Problem: Reproduce, unchanged, every line of the records from the one containing "series-line-srvBias1.5 <box>289 385" down to the one containing "panel-title: HCR:TAC <box>297", including both of those lines.
● ● ●
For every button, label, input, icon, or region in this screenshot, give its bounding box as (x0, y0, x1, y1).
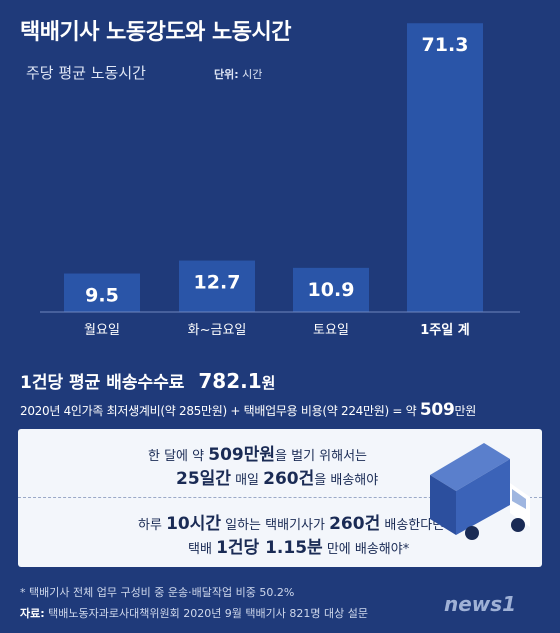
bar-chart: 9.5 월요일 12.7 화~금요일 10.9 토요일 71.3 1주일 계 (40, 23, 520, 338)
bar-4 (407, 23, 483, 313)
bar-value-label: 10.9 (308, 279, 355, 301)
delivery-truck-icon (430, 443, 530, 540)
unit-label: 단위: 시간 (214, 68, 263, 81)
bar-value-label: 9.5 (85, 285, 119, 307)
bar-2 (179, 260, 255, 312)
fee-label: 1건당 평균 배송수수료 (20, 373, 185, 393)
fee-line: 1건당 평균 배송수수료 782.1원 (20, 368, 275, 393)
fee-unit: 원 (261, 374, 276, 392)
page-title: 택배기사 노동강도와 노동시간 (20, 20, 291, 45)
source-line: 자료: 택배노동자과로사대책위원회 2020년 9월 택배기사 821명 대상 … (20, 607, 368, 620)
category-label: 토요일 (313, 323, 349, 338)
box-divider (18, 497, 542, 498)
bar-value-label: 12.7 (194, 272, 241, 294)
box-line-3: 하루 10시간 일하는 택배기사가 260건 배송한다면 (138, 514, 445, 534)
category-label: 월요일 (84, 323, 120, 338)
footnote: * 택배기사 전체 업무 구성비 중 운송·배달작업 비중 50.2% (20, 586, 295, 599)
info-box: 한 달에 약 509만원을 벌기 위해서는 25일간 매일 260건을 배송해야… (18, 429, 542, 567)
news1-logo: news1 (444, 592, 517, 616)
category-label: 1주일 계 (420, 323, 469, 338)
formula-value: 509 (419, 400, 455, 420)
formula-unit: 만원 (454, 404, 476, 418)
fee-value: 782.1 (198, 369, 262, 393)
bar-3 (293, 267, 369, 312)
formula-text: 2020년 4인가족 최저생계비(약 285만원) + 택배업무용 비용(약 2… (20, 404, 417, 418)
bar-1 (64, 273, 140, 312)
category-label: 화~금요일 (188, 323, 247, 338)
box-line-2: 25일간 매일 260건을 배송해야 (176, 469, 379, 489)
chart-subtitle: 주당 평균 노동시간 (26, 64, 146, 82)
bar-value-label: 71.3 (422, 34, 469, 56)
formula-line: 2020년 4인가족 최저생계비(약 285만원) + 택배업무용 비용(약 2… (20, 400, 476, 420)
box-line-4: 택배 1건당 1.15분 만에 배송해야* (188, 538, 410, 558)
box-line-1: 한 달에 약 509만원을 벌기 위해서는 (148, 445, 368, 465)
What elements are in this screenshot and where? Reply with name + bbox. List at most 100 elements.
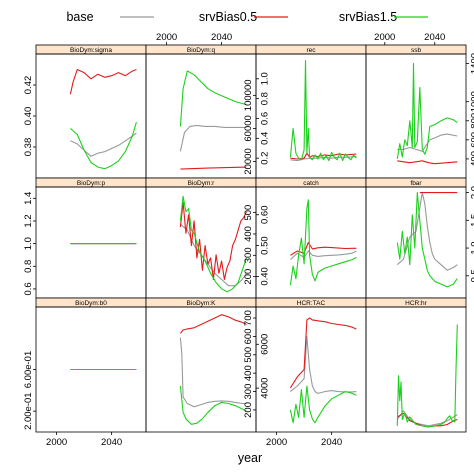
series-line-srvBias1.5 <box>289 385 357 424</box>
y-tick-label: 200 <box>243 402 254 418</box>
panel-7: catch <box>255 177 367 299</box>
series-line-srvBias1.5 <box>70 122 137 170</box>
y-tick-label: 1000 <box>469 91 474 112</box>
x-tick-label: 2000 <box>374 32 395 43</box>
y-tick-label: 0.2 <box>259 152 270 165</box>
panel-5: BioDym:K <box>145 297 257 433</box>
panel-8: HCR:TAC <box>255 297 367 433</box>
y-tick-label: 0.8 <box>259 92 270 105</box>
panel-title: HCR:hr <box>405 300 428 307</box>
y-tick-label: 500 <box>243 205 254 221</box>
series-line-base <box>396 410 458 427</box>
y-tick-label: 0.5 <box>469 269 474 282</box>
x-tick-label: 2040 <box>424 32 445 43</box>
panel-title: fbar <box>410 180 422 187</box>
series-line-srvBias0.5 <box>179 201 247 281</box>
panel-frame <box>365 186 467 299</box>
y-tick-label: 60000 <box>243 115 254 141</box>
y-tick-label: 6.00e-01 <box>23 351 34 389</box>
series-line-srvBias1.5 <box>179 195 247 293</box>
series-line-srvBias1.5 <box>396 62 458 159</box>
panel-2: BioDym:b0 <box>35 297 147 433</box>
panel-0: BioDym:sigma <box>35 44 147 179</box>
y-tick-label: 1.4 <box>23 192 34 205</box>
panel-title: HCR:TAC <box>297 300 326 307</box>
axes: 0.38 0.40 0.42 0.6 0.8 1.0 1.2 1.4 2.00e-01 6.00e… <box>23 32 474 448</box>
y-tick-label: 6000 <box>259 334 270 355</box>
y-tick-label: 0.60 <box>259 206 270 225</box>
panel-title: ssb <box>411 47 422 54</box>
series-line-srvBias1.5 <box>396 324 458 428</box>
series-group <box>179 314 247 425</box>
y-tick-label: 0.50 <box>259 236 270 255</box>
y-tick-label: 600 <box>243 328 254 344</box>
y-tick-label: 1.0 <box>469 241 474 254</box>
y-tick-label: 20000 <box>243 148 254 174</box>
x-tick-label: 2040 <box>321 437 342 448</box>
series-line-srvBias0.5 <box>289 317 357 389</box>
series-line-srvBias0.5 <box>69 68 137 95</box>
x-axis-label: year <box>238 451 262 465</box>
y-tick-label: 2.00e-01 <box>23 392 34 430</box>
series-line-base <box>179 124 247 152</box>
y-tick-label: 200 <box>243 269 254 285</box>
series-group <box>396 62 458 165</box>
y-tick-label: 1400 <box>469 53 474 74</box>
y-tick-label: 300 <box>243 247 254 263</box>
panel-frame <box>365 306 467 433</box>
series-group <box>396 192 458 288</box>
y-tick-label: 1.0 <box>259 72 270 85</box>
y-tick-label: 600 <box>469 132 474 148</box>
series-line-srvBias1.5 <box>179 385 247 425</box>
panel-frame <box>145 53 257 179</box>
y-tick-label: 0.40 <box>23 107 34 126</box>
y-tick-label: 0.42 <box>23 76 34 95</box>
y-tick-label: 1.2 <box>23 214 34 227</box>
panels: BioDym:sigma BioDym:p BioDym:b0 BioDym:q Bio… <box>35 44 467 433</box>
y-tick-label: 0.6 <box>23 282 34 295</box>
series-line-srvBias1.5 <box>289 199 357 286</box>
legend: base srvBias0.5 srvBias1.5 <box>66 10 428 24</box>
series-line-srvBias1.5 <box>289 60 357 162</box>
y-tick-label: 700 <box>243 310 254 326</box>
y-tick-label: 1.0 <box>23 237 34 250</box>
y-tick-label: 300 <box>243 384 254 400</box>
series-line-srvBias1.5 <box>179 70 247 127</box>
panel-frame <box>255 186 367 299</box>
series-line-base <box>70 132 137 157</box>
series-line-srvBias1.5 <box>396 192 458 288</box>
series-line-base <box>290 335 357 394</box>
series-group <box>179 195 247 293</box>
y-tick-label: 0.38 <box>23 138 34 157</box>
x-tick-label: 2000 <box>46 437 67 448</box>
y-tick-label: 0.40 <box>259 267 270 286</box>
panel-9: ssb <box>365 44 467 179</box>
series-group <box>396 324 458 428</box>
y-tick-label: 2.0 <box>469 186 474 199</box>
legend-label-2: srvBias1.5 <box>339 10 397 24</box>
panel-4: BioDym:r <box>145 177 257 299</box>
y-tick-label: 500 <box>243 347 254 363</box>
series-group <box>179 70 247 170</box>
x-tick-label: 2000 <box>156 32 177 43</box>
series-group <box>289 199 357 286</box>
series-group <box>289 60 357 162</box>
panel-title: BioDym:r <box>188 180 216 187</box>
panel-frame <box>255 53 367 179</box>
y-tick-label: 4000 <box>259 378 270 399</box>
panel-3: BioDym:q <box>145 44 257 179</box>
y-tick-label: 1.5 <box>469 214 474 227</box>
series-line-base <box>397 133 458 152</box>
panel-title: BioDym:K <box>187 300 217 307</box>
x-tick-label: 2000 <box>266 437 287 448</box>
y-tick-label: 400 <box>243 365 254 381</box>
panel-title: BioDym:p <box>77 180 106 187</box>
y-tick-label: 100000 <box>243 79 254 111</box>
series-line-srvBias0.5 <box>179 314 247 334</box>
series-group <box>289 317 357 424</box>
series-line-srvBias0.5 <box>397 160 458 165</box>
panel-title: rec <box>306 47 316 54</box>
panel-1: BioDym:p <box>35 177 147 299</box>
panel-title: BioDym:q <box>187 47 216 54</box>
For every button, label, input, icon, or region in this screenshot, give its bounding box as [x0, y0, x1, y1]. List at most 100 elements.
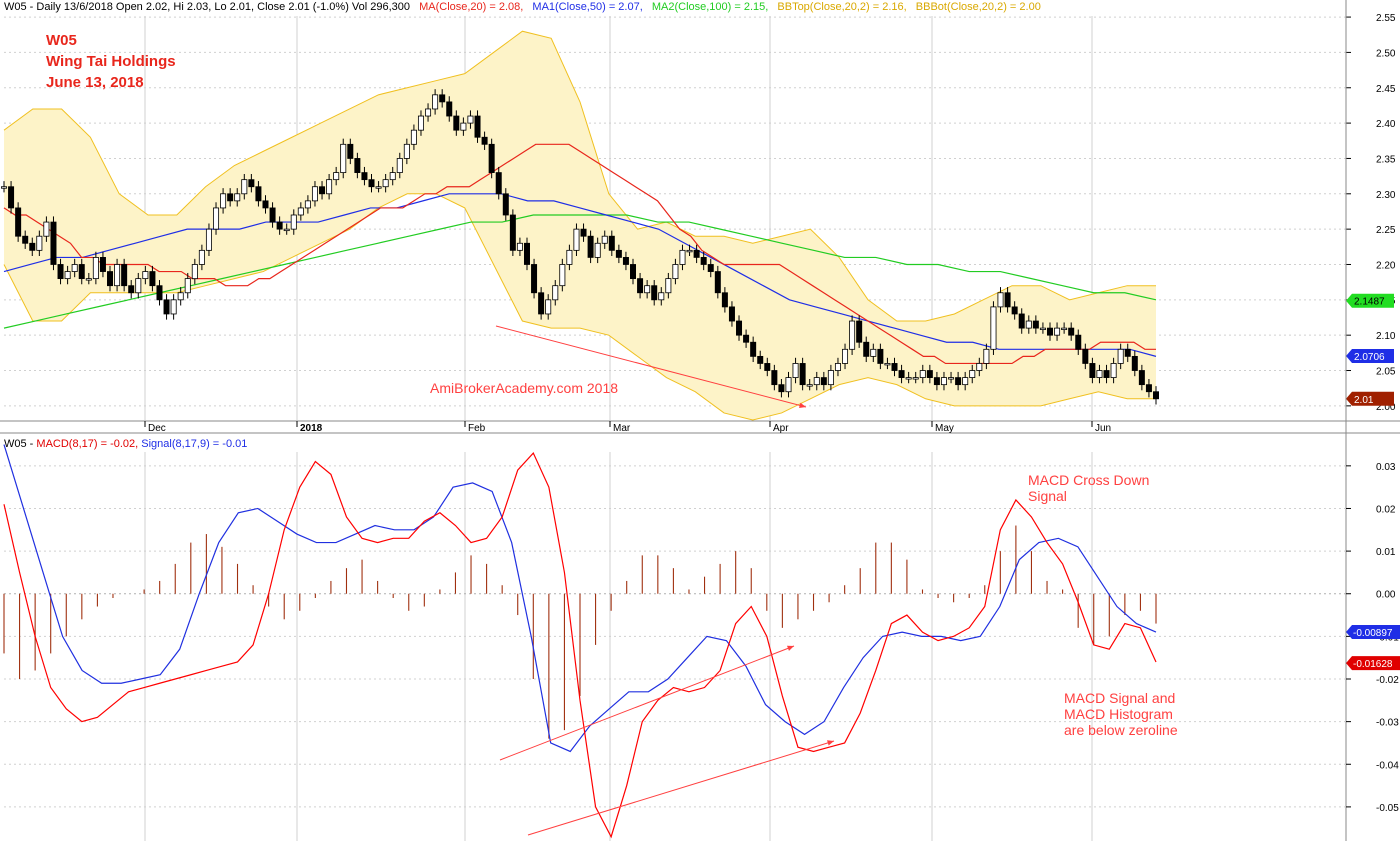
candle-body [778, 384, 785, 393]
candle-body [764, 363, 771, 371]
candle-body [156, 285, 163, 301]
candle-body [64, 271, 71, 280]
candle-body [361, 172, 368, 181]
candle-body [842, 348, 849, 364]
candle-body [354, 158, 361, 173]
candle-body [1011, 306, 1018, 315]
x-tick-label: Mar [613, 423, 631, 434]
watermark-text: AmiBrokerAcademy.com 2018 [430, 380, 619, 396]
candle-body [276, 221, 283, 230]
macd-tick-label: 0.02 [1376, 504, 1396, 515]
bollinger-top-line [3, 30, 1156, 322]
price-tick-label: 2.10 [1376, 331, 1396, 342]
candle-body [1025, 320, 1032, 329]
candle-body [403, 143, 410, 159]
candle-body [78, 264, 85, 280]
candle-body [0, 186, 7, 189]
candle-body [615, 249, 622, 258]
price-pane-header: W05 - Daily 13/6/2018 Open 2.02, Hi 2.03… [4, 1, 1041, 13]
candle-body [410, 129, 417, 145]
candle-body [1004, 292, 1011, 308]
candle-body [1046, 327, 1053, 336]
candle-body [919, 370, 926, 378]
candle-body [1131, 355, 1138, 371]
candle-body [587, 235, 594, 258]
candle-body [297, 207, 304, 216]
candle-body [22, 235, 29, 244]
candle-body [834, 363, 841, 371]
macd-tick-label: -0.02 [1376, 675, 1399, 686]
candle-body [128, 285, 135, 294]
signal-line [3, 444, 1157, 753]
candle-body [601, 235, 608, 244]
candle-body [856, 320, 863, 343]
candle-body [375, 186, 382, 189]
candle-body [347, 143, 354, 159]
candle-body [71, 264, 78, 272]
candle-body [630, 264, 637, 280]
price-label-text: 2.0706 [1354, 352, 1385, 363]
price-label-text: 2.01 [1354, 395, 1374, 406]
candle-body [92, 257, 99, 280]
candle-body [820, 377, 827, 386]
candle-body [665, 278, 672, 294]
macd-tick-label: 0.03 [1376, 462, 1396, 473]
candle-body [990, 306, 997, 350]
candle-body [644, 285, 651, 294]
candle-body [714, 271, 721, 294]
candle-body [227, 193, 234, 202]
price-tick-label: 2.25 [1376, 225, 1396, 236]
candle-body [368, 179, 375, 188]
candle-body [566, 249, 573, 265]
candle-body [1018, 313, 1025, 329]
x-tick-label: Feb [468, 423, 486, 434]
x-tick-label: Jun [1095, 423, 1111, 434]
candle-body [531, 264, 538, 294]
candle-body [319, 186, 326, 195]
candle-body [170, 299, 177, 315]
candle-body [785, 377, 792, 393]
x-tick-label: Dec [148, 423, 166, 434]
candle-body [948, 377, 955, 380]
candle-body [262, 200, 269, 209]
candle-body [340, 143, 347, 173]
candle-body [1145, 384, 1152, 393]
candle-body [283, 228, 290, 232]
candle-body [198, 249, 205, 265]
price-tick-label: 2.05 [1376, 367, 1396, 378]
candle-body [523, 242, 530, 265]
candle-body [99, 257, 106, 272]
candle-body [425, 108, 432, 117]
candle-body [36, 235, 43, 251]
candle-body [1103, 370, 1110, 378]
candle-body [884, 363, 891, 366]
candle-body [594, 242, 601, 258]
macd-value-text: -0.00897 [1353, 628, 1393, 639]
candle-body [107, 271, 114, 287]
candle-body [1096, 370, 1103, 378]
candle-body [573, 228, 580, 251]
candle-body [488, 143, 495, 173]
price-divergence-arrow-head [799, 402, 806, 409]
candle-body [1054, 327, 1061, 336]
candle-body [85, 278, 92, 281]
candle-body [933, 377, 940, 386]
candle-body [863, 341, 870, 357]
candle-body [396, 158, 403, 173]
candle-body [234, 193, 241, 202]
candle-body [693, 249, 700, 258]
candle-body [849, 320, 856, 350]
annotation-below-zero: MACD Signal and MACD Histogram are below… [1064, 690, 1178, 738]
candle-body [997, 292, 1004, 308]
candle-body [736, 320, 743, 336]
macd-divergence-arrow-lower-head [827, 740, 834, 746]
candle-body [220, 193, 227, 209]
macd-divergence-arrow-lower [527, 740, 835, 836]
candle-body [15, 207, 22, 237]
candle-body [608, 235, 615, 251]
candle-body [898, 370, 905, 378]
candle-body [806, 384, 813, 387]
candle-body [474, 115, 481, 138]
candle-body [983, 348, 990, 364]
● ● ●
Solution to the problem:
series-line-srvBias1.5 <box>289 385 357 424</box>
y-tick-label: 200 <box>243 402 254 418</box>
panel-7: catch <box>255 177 367 299</box>
series-line-srvBias1.5 <box>70 122 137 170</box>
y-tick-label: 1000 <box>469 91 474 112</box>
x-tick-label: 2000 <box>374 32 395 43</box>
y-tick-label: 0.2 <box>259 152 270 165</box>
panel-5: BioDym:K <box>145 297 257 433</box>
panel-8: HCR:TAC <box>255 297 367 433</box>
y-tick-label: 0.8 <box>259 92 270 105</box>
panel-title: HCR:hr <box>405 300 428 307</box>
y-tick-label: 500 <box>243 205 254 221</box>
series-line-base <box>396 410 458 427</box>
y-tick-label: 0.5 <box>469 269 474 282</box>
x-tick-label: 2040 <box>424 32 445 43</box>
panel-title: fbar <box>410 180 422 187</box>
series-line-srvBias0.5 <box>179 201 247 281</box>
panel-frame <box>365 186 467 299</box>
y-tick-label: 60000 <box>243 115 254 141</box>
y-tick-label: 6.00e-01 <box>23 351 34 389</box>
series-line-srvBias1.5 <box>179 195 247 293</box>
series-line-srvBias1.5 <box>396 62 458 159</box>
panel-2: BioDym:b0 <box>35 297 147 433</box>
panel-0: BioDym:sigma <box>35 44 147 179</box>
y-tick-label: 1.4 <box>23 192 34 205</box>
panel-title: HCR:TAC <box>297 300 326 307</box>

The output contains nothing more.